[GIVEN INSTRUCTION]
Write the records out again, precisely as they stand.

[PROVIDED MATERIAL]
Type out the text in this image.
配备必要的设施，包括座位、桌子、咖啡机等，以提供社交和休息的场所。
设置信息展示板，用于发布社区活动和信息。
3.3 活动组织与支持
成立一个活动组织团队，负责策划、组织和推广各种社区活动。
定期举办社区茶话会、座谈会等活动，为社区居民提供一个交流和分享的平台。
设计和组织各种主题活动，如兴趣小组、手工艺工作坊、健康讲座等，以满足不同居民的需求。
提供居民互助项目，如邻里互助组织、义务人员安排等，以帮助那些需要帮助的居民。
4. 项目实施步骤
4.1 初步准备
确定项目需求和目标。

[RESULT FOR THIS EXERCISE]
Type out the text in this image.
配备必要的设施，包括座位、桌子、咖啡机等，以提供社交和休息的场所。
设置信息展示板，用于发布社区活动和信息。
3.3 活动组织与支持
成立一个活动组织团队，负责策划、组织和推广各种社区活动。
定期举办社区茶话会、座谈会等活动，为社区居民提供一个交流和分享的平台。
设计和组织各种主题活动，如兴趣小组、手工艺工作坊、健康讲座等，以满足不同居民的需求。
提供居民互助项目，如邻里互助组织、义务人员安排等，以帮助那些需要帮助的居民。
4. 项目实施步骤
4.1 初步准备
确定项目需求和目标。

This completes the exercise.